[Records]
------------------------------------------------------------------------
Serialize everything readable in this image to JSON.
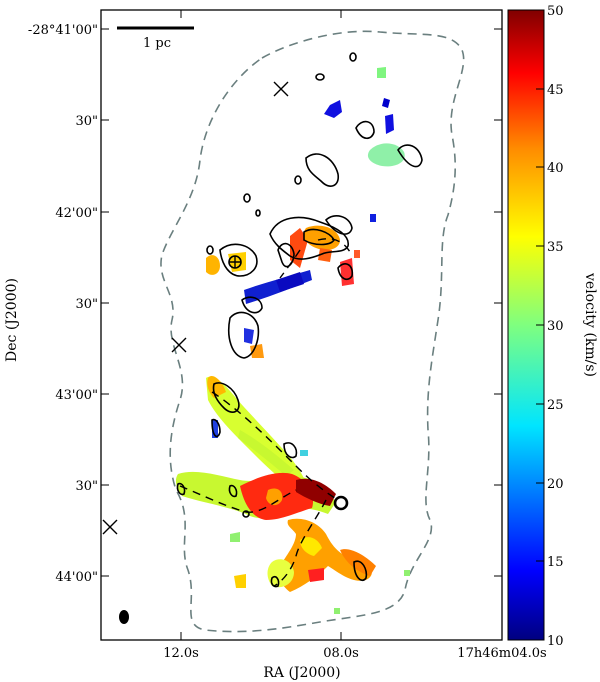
{
  "chart_data": {
    "type": "heatmap",
    "title": "",
    "xlabel": "RA (J2000)",
    "ylabel": "Dec (J2000)",
    "x_ticks": [
      "12.0s",
      "08.0s",
      "17h46m04.0s"
    ],
    "y_ticks": [
      "-28°41'00\"",
      "30\"",
      "42'00\"",
      "30\"",
      "43'00\"",
      "30\"",
      "44'00\""
    ],
    "scale_bar_label": "1 pc",
    "colorbar": {
      "label": "velocity (km/s)",
      "min": 10,
      "max": 50,
      "ticks": [
        "10",
        "15",
        "20",
        "25",
        "30",
        "35",
        "40",
        "45",
        "50"
      ],
      "colormap": [
        "#000080",
        "#0000ff",
        "#00ffff",
        "#7fff7f",
        "#ffff00",
        "#ff7f00",
        "#ff0000",
        "#800000"
      ]
    },
    "grid": false,
    "legend": "none",
    "markers": [
      "x-cross",
      "x-cross",
      "x-cross",
      "circle",
      "plus-circle"
    ],
    "outline_color": "#6a7f7f"
  }
}
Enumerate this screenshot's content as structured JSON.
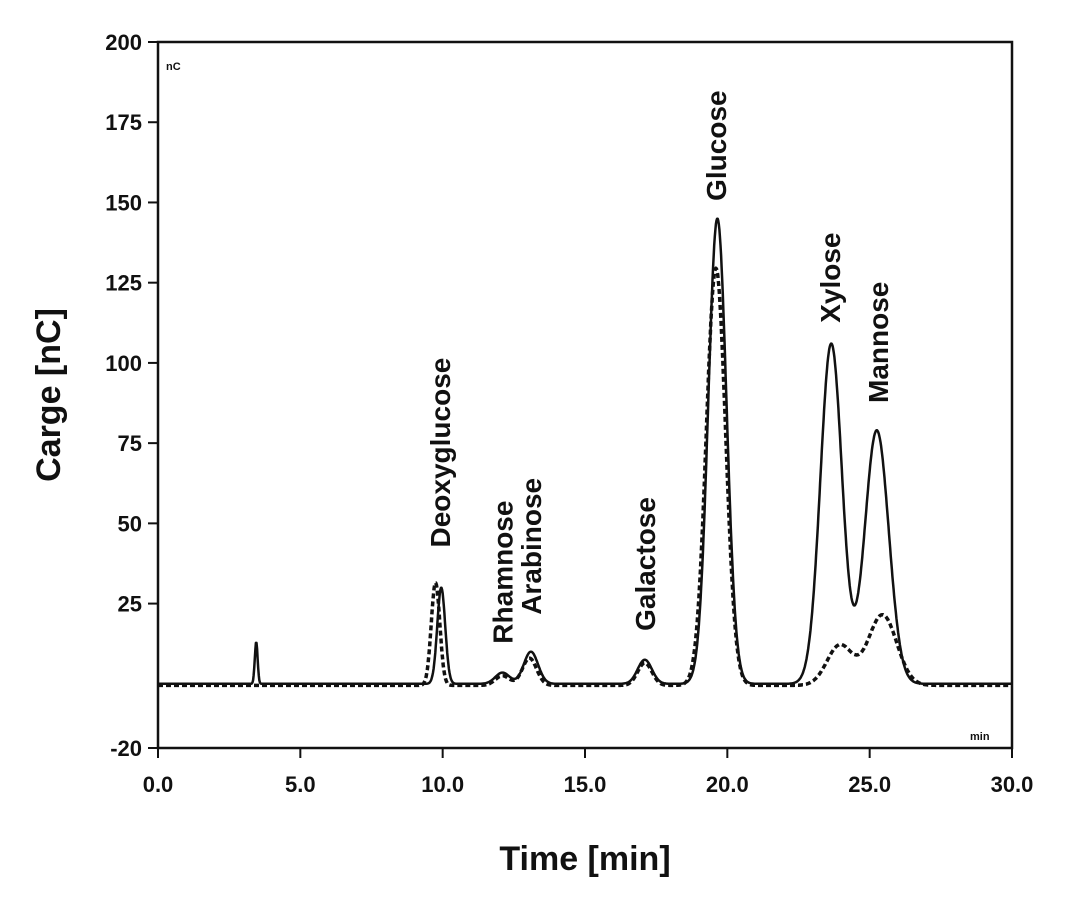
{
  "chart_data": {
    "type": "line",
    "xlabel": "Time [min]",
    "ylabel": "Carge [nC]",
    "corner_unit_y": "nC",
    "corner_unit_x": "min",
    "xlim": [
      0,
      30
    ],
    "ylim": [
      -20,
      200
    ],
    "x_ticks": [
      0,
      5,
      10,
      15,
      20,
      25,
      30
    ],
    "x_tick_labels": [
      "0.0",
      "5.0",
      "10.0",
      "15.0",
      "20.0",
      "25.0",
      "30.0"
    ],
    "y_ticks": [
      -20,
      25,
      50,
      75,
      100,
      125,
      150,
      175,
      200
    ],
    "y_tick_labels": [
      "-20",
      "25",
      "50",
      "75",
      "100",
      "125",
      "150",
      "175",
      "200"
    ],
    "grid": false,
    "peak_labels": [
      {
        "text": "Deoxyglucose",
        "x": 9.9,
        "y": 40
      },
      {
        "text": "Rhamnose",
        "x": 12.1,
        "y": 10
      },
      {
        "text": "Arabinose",
        "x": 13.1,
        "y": 19
      },
      {
        "text": "Galactose",
        "x": 17.1,
        "y": 14
      },
      {
        "text": "Glucose",
        "x": 19.6,
        "y": 148
      },
      {
        "text": "Xylose",
        "x": 23.6,
        "y": 110
      },
      {
        "text": "Mannose",
        "x": 25.3,
        "y": 85
      }
    ],
    "series": [
      {
        "style": "solid",
        "color": "#111111",
        "baseline_y": 0,
        "peaks": [
          {
            "x": 3.45,
            "height": 13,
            "sigma": 0.05
          },
          {
            "x": 9.95,
            "height": 30,
            "sigma": 0.14
          },
          {
            "x": 12.1,
            "height": 3.5,
            "sigma": 0.25
          },
          {
            "x": 13.1,
            "height": 10,
            "sigma": 0.25
          },
          {
            "x": 17.1,
            "height": 7.5,
            "sigma": 0.25
          },
          {
            "x": 19.65,
            "height": 145,
            "sigma": 0.32
          },
          {
            "x": 23.65,
            "height": 106,
            "sigma": 0.38
          },
          {
            "x": 25.25,
            "height": 79,
            "sigma": 0.42
          }
        ]
      },
      {
        "style": "dashed",
        "color": "#111111",
        "baseline_y": -0.5,
        "peaks": [
          {
            "x": 9.75,
            "height": 32,
            "sigma": 0.15
          },
          {
            "x": 12.1,
            "height": 3,
            "sigma": 0.25
          },
          {
            "x": 13.05,
            "height": 8.5,
            "sigma": 0.25
          },
          {
            "x": 17.1,
            "height": 7,
            "sigma": 0.25
          },
          {
            "x": 19.6,
            "height": 130,
            "sigma": 0.34
          },
          {
            "x": 23.95,
            "height": 12.5,
            "sigma": 0.45
          },
          {
            "x": 25.45,
            "height": 22,
            "sigma": 0.5
          }
        ]
      }
    ]
  }
}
------------------------------------------------------------------------
* **Work to do**: Isolate the lines that hold the word "this" and copy all of them.

* **The output**:
Serialize everything readable in this image to JSON.
Enumerate this screenshot's content as structured JSON.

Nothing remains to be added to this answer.